═══ Data provided

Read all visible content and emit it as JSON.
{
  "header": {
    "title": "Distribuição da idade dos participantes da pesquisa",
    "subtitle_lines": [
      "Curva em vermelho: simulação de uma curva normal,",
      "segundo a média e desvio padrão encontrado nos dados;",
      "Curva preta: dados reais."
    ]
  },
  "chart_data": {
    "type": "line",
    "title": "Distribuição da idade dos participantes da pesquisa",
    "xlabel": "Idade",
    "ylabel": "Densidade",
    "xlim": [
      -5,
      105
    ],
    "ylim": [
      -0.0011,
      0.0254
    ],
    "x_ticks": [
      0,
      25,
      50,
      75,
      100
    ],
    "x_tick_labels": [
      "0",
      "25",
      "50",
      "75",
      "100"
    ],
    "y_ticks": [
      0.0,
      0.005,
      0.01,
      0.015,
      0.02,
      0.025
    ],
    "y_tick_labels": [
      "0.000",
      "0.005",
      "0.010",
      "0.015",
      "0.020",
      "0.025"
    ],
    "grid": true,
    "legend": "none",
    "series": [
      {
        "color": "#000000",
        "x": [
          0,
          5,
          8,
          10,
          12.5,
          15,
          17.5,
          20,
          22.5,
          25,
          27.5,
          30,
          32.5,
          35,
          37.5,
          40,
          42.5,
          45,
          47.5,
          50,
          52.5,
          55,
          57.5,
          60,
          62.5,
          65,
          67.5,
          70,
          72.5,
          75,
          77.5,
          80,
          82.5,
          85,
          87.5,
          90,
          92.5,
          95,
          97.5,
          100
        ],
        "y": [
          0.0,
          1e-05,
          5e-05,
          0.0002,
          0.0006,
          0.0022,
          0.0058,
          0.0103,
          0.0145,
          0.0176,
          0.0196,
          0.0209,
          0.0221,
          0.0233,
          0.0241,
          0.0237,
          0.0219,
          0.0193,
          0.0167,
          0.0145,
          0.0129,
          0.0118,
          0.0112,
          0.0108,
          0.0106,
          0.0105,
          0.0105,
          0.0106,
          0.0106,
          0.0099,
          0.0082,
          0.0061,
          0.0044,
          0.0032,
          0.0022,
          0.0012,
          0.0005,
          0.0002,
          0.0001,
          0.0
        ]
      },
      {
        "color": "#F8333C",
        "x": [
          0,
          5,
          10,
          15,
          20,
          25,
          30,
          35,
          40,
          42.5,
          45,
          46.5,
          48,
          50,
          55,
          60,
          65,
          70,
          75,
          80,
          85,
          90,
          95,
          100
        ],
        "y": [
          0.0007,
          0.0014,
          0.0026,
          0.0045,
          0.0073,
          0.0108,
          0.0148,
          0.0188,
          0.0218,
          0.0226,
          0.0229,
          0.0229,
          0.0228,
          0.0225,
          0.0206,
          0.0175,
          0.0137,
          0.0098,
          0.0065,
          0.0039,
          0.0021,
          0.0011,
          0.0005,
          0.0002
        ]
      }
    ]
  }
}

══════

__What is asked__.
Extract lines where the string "dados" occurs.

__Written reply__.
      "segundo a média e desvio padrão encontrado nos dados;",
      "Curva preta: dados reais."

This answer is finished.